[所给文章]
####

大鼠眼球的生物光子檢測及其生物學意義*

姜偉業，楊 釗，趙季平

(西北大學生命科學學院，陜西 西安710069)

生物光子是生物體(或細胞)自發的或被誘導而輻射出的一種極微的光子流。代謝活動特別是天然脂質過氧化作用是生物光子的重要來源[1-3]。體內光感受器代謝旺盛，其耗氧量最大，且不飽和脂肪酸含量最高[4]。此外，在視網膜正常功能條件下，外界光線可以引起脂質過氧化作用[5]。因此理論上視網膜不但能夠輻射出較強的自發生物光子而且可以輻射出較強的誘發生物光子。

在正常視覺情況下，由于生物光子過于微弱，人眼不能夠識別生物光子，但在電、磁、機械等刺激存在的條件下或在視網膜暗適應過程中，生物光子特別是誘發生物光子可能被光感受器細胞所識別。據此，Bókkon等[2,3,6]用光化學理論來解釋這些現象，他們認為生物光子可能在光幻視、視覺后像、視網膜暗噪音等現象中扮演重要角色。

然而至今為止，人類或動物的眼睛(特別是視網膜)可以自發的或在可見光誘導下輻射出生物光子的實驗證據尚未見報道。在本研究中，我們利用 EM-CCD 為基礎構建生物光子檢測系統首次對新分離的大鼠全眼、晶狀體、玻璃體以及視網膜樣品的自發的生物光子和可見光誘導產生的生物光子進行檢測，為 Bókkon等提出的假說提供直接的實驗證據。

####

[待做任务] 修改大鼠眼球生物光子一文，从“(西北大學生命科學學院，陜西 西安710069)”起，一直到“暗噪音等現象中扮演重要角色。”为止（包括这两处在内），把其中的“極微的”换成“極弱的”后写出。 这些记录与上面的文章内容无关。

[所给记录]

####

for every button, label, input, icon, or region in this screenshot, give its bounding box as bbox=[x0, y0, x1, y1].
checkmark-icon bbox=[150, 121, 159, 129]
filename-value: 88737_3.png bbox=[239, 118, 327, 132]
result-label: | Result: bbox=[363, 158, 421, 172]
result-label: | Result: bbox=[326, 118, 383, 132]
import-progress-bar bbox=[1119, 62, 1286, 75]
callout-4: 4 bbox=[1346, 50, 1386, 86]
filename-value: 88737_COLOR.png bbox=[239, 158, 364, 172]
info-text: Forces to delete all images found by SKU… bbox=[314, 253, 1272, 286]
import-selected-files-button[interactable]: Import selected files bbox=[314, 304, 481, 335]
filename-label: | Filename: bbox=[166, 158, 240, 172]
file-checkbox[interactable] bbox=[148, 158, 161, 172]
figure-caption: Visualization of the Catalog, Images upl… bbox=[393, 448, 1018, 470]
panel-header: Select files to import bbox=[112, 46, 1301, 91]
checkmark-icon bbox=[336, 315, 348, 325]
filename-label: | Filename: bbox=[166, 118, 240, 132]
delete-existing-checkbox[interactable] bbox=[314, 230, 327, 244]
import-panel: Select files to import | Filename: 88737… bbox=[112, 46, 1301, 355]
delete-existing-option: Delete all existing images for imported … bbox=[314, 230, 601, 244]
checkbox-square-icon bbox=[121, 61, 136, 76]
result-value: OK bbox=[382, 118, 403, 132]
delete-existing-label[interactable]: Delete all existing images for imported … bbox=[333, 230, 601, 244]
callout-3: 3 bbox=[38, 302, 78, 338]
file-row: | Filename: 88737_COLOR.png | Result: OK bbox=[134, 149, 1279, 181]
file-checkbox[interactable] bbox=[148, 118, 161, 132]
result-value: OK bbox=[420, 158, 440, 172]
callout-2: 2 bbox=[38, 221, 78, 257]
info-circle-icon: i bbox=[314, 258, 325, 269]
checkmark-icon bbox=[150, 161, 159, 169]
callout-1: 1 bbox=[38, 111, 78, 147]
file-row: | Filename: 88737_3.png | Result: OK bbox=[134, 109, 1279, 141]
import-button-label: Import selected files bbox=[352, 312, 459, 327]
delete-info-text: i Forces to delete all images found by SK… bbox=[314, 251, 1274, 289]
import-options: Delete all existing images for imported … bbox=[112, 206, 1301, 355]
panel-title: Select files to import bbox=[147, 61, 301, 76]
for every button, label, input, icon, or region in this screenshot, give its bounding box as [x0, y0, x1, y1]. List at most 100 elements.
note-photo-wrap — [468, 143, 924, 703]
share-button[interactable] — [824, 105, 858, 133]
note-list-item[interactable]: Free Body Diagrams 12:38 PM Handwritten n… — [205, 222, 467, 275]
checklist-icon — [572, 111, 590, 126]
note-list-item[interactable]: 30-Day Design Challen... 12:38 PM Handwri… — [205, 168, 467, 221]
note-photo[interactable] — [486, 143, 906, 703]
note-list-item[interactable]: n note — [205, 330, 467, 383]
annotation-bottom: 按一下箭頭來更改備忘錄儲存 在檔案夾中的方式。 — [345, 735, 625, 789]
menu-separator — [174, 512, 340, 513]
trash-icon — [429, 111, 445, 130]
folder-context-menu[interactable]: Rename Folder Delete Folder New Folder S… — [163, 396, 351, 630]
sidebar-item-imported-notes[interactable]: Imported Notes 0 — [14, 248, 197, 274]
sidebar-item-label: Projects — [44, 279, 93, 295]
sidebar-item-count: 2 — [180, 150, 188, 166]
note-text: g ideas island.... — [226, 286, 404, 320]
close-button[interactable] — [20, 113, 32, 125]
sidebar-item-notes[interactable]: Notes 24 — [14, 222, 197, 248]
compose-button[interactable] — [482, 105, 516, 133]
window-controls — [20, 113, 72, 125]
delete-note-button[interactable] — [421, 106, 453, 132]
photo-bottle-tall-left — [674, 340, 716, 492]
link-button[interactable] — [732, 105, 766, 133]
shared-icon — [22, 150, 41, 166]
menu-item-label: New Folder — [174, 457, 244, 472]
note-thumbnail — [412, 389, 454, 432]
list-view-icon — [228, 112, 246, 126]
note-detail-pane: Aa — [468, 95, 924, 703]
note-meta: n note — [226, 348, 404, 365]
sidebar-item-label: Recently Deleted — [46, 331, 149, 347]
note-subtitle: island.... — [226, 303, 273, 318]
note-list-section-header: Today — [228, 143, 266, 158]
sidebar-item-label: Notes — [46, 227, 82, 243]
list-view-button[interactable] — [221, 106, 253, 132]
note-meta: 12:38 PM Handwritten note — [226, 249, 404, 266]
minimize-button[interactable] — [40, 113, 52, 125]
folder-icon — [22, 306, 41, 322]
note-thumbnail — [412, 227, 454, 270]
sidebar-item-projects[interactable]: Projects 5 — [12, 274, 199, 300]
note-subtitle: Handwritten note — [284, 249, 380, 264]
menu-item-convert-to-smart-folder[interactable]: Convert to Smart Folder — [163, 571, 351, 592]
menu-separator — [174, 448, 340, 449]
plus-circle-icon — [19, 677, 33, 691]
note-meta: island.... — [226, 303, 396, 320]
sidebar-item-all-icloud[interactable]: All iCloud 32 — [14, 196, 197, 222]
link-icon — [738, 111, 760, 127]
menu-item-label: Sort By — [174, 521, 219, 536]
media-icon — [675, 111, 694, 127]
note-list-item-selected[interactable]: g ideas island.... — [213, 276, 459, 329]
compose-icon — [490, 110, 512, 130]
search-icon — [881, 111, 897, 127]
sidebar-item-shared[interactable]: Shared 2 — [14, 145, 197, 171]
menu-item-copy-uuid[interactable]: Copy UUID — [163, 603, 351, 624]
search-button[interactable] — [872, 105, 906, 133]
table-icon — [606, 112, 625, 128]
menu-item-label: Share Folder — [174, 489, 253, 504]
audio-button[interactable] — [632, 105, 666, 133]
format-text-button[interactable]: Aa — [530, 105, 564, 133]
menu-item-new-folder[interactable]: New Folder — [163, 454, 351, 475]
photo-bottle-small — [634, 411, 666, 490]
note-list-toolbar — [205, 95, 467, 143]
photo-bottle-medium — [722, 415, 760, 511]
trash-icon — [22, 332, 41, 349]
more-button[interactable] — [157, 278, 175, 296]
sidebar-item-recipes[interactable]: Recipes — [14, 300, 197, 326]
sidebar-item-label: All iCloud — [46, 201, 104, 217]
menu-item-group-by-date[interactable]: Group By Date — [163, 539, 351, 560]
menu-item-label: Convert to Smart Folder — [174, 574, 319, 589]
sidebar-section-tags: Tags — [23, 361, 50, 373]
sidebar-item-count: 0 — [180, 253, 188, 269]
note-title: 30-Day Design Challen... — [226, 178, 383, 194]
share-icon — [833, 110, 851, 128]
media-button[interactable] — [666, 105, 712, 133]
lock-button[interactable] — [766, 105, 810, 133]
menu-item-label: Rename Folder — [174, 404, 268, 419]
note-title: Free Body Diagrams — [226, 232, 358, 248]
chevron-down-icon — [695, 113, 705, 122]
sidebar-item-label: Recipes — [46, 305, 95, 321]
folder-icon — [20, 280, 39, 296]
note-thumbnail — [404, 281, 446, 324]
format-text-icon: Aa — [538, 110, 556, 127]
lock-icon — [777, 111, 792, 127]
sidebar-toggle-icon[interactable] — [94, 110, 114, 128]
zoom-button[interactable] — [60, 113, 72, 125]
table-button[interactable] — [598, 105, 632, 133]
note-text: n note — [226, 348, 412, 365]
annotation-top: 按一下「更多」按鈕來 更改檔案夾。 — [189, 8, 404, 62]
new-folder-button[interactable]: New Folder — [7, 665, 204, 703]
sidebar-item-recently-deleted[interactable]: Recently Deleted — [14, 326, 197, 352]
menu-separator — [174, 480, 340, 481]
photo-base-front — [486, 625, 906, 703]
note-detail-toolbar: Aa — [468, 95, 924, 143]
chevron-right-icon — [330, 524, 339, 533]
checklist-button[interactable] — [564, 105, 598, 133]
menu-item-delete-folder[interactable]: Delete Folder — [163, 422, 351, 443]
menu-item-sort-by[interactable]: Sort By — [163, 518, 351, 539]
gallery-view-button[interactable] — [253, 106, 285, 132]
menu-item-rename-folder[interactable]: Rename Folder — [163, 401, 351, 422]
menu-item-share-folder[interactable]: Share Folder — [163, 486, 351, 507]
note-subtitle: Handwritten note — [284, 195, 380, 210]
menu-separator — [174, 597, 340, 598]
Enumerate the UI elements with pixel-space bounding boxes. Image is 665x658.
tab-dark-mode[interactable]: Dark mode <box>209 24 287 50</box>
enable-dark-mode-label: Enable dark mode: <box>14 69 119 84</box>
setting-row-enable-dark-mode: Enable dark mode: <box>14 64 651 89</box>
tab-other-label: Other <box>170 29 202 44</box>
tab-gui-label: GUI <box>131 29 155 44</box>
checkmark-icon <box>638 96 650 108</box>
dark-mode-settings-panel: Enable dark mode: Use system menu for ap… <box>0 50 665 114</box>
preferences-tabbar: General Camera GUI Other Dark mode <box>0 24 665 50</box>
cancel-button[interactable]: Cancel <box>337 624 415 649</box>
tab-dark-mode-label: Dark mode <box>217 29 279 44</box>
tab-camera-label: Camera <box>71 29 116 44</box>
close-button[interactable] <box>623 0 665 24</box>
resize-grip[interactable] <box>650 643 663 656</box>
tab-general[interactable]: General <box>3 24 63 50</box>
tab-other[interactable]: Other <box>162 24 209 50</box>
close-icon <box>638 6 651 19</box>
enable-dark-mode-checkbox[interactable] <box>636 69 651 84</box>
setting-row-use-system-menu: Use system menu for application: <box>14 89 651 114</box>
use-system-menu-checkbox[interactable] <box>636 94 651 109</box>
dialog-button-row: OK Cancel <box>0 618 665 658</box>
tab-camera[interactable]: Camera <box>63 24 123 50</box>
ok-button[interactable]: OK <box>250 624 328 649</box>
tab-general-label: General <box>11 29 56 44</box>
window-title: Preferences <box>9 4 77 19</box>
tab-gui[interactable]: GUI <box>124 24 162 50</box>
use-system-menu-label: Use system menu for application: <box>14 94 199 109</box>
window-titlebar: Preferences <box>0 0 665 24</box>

####

[预期输出]
(西北大學生命科學學院，陜西 西安710069)

生物光子是生物體(或細胞)自發的或被誘導而輻射出的一種極弱的光子流。代謝活動特別是天然脂質過氧化作用是生物光子的重要來源[1-3]。體內光感受器代謝旺盛，其耗氧量最大，且不飽和脂肪酸含量最高[4]。此外，在視網膜正常功能條件下，外界光線可以引起脂質過氧化作用[5]。因此理論上視網膜不但能夠輻射出較強的自發生物光子而且可以輻射出較強的誘發生物光子。

在正常視覺情況下，由于生物光子過于微弱，人眼不能夠識別生物光子，但在電、磁、機械等刺激存在的條件下或在視網膜暗適應過程中，生物光子特別是誘發生物光子可能被光感受器細胞所識別。據此，Bókkon等[2,3,6]用光化學理論來解釋這些現象，他們認為生物光子可能在光幻視、視覺后像、視網膜暗噪音等現象中扮演重要角色。